- _Work order 1_
In the comments on XSLT in browsers, what does Firefox use on the transformed result even when <xsl:output method="html"> is set?
- _Work order 2_
Please extract the part of the comments on XSLT in browsers starting with "Even perfunctory probing" and going on through "messy at times.)".

- _Text section_

You can still do XSLT in the browser. You can serve arbitrary XML and transform it. As an example, Atom feeds on my website (such as <https://chrismorgan.info/blog/tags/meta/feed.xml>) render just fine in all mainstream browsers, thanks to this processing instruction at the start of the file:

  <?xml-stylesheet type="text/xsl" href="/atom.xsl"?>
But working with it is not particularly fun, because XML support in browsers has been only minimally maintained for the last twenty or so years. Error handling is atrocious (e.g. largely not giving you any stack trace or equivalent, or emitting errors only to stdout), documentation is lousy, some features you’d have expected from what the specs say are simply unsupported (and not consistently across engines), and there are behavioural bugs all over the place, e.g. in Firefox loading any of my feeds that also fetch resources from other origins will occasionally just hang, and you’ll have to reload the page to get it to render; and if you reload the page, you’ll have to close and reopen the dev tools for them to continue working.
1 comments

I think out of the box, browsers can only do xslt 1; but Saxon offers a JS version of their engine that does xslt 3.0 and is free (as in beer): https://www.saxonica.com/saxon-js/index.xml
It’s actually worse than XSLT 1.0 due to inconsistencies and incompletenesses. For example, Firefox doesn’t respect <xsl:output method="html">, but uses an XML parser on the transformed result regardless; and doesn’t support disable-output-escaping. I wanted these for my Atom stylesheet (for <content type="html"> and the likes; instead I had to emit serialised HTML and decode it in JavaScript, though with difficulty I could have done feature-detection to skip that step if disable-output-escaping worked).

Even perfunctory probing shows fairly serious problems in Firefox (where Chromium is consistently much better, in this specific area). I could file quite a few bugs in short order (e.g. these mentioned, bad document.contentType values, <template> not working properly), but I don’t think there’s any interest in fixing things.

(I wrote this comment as much for my own future reference as anything else. XML/HTML polyglot stuff makes things decidedly messy at times.)

- _Recorded data_
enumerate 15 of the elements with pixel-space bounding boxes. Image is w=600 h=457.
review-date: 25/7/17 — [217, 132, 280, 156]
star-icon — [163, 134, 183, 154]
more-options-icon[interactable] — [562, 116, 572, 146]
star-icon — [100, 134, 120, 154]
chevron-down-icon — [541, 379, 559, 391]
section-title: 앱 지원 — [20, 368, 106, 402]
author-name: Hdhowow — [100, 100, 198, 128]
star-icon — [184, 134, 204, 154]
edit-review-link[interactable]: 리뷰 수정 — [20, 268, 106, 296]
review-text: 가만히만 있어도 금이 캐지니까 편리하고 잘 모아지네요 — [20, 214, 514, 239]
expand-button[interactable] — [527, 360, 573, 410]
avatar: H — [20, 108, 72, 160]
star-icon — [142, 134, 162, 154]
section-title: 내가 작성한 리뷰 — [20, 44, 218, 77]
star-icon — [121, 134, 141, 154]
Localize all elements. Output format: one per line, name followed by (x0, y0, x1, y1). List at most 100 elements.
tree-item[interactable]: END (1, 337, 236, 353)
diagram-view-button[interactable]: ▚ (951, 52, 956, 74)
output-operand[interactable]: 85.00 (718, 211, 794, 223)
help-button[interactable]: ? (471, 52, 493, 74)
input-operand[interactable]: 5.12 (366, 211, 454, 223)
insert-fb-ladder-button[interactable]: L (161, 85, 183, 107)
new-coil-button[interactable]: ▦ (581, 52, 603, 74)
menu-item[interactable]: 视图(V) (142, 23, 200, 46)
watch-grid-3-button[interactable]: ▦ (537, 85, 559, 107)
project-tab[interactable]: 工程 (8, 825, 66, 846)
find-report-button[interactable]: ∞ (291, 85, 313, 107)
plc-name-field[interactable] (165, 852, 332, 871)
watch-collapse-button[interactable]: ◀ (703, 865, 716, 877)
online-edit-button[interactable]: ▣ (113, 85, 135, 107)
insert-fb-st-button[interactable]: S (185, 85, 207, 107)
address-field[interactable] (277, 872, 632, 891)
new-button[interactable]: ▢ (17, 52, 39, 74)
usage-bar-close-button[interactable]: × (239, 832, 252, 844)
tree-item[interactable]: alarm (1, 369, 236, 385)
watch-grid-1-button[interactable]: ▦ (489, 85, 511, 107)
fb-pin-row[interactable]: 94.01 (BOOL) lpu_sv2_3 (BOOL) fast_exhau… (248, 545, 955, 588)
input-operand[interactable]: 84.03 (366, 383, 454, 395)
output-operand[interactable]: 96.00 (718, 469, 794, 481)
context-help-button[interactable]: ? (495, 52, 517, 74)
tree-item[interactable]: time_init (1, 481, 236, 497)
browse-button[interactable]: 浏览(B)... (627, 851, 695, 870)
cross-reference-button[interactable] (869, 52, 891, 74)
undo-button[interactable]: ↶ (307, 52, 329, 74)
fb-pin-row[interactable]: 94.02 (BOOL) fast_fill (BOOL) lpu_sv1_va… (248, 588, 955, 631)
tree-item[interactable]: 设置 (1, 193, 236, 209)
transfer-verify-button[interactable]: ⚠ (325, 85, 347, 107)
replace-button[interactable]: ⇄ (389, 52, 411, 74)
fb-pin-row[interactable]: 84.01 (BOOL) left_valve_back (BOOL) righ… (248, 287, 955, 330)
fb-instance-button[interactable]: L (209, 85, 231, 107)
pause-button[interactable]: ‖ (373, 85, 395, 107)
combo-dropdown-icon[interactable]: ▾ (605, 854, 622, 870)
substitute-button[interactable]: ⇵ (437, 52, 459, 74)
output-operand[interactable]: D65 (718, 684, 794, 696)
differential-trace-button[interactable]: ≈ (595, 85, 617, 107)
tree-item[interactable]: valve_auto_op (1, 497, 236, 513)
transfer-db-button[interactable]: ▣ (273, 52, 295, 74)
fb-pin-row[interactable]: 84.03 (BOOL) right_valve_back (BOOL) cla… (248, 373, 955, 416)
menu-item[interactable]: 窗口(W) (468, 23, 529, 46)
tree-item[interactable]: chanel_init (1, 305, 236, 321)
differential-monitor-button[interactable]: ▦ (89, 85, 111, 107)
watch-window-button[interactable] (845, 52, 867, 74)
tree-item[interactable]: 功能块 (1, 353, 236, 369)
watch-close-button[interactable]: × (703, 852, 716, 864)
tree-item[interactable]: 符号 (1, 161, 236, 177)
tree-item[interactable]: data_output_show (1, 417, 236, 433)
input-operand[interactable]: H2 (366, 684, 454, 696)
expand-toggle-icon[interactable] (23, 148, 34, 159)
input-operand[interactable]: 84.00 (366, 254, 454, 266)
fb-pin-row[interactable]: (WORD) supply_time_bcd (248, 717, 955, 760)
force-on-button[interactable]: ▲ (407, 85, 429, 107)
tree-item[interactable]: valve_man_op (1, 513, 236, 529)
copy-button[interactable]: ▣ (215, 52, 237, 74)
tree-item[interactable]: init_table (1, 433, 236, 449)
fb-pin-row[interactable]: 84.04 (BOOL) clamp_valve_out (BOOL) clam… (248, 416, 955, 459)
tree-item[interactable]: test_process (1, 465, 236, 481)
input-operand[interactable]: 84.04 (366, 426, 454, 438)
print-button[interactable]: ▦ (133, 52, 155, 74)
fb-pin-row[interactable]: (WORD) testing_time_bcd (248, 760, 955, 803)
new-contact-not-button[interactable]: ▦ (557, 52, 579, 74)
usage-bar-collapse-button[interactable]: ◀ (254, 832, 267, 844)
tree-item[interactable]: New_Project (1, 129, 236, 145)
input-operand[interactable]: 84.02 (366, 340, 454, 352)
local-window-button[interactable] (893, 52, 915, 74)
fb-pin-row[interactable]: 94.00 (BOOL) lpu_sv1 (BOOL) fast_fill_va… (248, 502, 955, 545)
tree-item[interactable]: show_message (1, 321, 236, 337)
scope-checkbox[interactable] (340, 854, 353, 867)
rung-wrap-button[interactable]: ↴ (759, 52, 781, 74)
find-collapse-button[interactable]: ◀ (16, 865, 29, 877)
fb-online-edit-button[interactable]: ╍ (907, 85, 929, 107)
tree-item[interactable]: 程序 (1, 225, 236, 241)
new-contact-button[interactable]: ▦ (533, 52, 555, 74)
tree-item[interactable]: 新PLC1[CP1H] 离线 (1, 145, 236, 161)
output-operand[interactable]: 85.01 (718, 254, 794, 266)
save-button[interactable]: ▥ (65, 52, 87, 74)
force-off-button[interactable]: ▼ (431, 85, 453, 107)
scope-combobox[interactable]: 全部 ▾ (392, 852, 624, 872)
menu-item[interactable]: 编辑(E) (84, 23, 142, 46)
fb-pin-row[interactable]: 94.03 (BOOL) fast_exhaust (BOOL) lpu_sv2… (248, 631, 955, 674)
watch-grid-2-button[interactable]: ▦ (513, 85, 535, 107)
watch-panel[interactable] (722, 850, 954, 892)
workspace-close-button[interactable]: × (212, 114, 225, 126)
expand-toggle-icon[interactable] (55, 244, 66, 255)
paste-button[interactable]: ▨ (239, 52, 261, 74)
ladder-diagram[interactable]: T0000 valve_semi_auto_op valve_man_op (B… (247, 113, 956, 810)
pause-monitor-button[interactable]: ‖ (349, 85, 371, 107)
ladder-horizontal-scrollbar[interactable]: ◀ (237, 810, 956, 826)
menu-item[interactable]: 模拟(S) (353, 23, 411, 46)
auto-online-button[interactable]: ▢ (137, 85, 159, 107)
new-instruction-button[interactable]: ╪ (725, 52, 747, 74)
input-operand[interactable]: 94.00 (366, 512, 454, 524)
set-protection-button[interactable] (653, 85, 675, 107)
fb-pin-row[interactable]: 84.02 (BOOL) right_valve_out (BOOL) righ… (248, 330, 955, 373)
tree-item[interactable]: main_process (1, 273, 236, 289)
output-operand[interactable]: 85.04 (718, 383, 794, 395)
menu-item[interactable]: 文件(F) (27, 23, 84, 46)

- _Problem solution 1_
An XML parser.

- _Problem solution 2_
Even perfunctory probing shows fairly serious problems in Firefox (where Chromium is consistently much better, in this specific area). I could file quite a few bugs in short order (e.g. these mentioned, bad document.contentType values, <template> not working properly), but I don’t think there’s any interest in fixing things.

(I wrote this comment as much for my own future reference as anything else. XML/HTML polyglot stuff makes things decidedly messy at times.)